## EXERCISE PROMPT
Using the listing below, give the number of lines where "Availability" appears, and nothing else.

## begin GIVEN DATA

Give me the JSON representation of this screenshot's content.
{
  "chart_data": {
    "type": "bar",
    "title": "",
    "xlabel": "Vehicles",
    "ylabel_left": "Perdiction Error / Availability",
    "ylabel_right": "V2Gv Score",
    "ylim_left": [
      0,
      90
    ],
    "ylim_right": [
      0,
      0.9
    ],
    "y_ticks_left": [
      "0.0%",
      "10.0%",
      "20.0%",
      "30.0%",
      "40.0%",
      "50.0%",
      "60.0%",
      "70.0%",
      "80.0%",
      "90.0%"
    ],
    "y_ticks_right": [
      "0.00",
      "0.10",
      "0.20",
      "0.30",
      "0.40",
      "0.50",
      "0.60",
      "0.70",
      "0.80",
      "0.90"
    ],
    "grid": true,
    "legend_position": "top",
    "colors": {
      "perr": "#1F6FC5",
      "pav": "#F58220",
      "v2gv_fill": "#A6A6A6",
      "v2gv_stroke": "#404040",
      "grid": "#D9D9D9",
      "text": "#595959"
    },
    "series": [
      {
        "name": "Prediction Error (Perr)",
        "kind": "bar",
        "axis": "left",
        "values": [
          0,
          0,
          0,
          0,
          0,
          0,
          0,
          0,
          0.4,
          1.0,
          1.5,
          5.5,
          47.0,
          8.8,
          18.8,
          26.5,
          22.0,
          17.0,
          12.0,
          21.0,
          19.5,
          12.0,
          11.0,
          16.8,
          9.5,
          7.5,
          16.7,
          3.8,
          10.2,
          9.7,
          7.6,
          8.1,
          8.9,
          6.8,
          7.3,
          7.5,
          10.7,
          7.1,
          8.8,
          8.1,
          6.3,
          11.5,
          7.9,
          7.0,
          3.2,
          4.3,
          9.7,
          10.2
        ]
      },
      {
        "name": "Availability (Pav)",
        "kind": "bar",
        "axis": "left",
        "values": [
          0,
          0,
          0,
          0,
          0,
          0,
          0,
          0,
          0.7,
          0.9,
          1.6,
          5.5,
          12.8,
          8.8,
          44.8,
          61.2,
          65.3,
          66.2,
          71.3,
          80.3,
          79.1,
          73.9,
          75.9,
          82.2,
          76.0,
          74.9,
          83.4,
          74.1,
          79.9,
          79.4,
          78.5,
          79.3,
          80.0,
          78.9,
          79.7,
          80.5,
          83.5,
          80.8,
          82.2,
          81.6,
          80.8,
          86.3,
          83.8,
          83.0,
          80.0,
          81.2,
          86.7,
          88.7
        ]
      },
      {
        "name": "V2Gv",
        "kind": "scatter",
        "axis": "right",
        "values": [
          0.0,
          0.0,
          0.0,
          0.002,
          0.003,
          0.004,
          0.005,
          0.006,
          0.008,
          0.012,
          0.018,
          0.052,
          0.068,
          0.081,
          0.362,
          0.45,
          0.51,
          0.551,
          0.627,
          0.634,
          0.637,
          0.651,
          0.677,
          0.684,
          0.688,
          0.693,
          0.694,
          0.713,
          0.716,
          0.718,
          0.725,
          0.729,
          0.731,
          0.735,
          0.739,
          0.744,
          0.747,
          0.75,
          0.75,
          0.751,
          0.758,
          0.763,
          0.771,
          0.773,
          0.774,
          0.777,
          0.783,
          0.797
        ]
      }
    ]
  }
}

## end GIVEN DATA

## EXERCISE ANSWER
2